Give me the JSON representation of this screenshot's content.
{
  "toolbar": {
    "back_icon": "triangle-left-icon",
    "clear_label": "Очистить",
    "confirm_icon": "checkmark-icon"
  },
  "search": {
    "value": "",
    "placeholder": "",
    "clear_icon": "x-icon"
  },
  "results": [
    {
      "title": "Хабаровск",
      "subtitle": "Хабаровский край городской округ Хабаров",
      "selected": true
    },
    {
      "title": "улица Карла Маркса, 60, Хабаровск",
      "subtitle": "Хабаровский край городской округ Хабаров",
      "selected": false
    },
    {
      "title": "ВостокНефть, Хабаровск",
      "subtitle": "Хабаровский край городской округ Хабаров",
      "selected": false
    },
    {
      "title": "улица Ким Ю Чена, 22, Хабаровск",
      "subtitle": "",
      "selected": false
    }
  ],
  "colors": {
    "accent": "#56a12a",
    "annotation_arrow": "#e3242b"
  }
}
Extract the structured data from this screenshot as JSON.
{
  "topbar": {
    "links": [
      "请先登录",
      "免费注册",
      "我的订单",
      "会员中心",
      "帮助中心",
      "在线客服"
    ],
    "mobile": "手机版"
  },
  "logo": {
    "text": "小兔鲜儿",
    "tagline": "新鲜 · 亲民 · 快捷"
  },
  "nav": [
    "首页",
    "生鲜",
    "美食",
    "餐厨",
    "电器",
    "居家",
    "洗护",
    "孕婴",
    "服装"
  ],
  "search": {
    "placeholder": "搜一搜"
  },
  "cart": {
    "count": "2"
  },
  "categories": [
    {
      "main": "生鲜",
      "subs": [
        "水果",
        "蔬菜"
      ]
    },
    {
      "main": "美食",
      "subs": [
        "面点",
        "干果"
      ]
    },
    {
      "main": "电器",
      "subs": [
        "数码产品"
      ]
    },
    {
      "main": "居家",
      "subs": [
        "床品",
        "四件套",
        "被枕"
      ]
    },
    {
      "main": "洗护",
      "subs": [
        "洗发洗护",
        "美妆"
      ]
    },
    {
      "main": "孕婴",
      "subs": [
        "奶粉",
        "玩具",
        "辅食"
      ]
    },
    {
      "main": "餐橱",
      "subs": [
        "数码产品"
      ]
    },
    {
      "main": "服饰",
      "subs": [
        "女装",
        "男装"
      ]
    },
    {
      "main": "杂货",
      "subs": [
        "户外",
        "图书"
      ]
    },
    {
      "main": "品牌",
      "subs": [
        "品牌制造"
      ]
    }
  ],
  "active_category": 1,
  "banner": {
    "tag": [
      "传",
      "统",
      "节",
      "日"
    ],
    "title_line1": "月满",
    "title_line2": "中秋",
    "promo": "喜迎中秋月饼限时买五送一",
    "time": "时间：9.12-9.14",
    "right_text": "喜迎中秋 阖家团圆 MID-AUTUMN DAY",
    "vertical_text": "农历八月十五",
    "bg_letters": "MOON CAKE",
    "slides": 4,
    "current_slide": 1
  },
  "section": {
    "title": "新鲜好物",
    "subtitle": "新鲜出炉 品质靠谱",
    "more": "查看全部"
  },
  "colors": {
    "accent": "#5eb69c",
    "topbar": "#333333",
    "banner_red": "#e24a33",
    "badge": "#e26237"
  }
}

···

Short problem |
Every line of the data above should be reproduced word for word.

Result for this task |
Give me the JSON representation of this screenshot's content.
{
  "toolbar": {
    "back_icon": "triangle-left-icon",
    "clear_label": "Очистить",
    "confirm_icon": "checkmark-icon"
  },
  "search": {
    "value": "",
    "placeholder": "",
    "clear_icon": "x-icon"
  },
  "results": [
    {
      "title": "Хабаровск",
      "subtitle": "Хабаровский край городской округ Хабаров",
      "selected": true
    },
    {
      "title": "улица Карла Маркса, 60, Хабаровск",
      "subtitle": "Хабаровский край городской округ Хабаров",
      "selected": false
    },
    {
      "title": "ВостокНефть, Хабаровск",
      "subtitle": "Хабаровский край городской округ Хабаров",
      "selected": false
    },
    {
      "title": "улица Ким Ю Чена, 22, Хабаровск",
      "subtitle": "",
      "selected": false
    }
  ],
  "colors": {
    "accent": "#56a12a",
    "annotation_arrow": "#e3242b"
  }
}
Extract the structured data from this screenshot as JSON.
{
  "topbar": {
    "links": [
      "请先登录",
      "免费注册",
      "我的订单",
      "会员中心",
      "帮助中心",
      "在线客服"
    ],
    "mobile": "手机版"
  },
  "logo": {
    "text": "小兔鲜儿",
    "tagline": "新鲜 · 亲民 · 快捷"
  },
  "nav": [
    "首页",
    "生鲜",
    "美食",
    "餐厨",
    "电器",
    "居家",
    "洗护",
    "孕婴",
    "服装"
  ],
  "search": {
    "placeholder": "搜一搜"
  },
  "cart": {
    "count": "2"
  },
  "categories": [
    {
      "main": "生鲜",
      "subs": [
        "水果",
        "蔬菜"
      ]
    },
    {
      "main": "美食",
      "subs": [
        "面点",
        "干果"
      ]
    },
    {
      "main": "电器",
      "subs": [
        "数码产品"
      ]
    },
    {
      "main": "居家",
      "subs": [
        "床品",
        "四件套",
        "被枕"
      ]
    },
    {
      "main": "洗护",
      "subs": [
        "洗发洗护",
        "美妆"
      ]
    },
    {
      "main": "孕婴",
      "subs": [
        "奶粉",
        "玩具",
        "辅食"
      ]
    },
    {
      "main": "餐橱",
      "subs": [
        "数码产品"
      ]
    },
    {
      "main": "服饰",
      "subs": [
        "女装",
        "男装"
      ]
    },
    {
      "main": "杂货",
      "subs": [
        "户外",
        "图书"
      ]
    },
    {
      "main": "品牌",
      "subs": [
        "品牌制造"
      ]
    }
  ],
  "active_category": 1,
  "banner": {
    "tag": [
      "传",
      "统",
      "节",
      "日"
    ],
    "title_line1": "月满",
    "title_line2": "中秋",
    "promo": "喜迎中秋月饼限时买五送一",
    "time": "时间：9.12-9.14",
    "right_text": "喜迎中秋 阖家团圆 MID-AUTUMN DAY",
    "vertical_text": "农历八月十五",
    "bg_letters": "MOON CAKE",
    "slides": 4,
    "current_slide": 1
  },
  "section": {
    "title": "新鲜好物",
    "subtitle": "新鲜出炉 品质靠谱",
    "more": "查看全部"
  },
  "colors": {
    "accent": "#5eb69c",
    "topbar": "#333333",
    "banner_red": "#e24a33",
    "badge": "#e26237"
  }
}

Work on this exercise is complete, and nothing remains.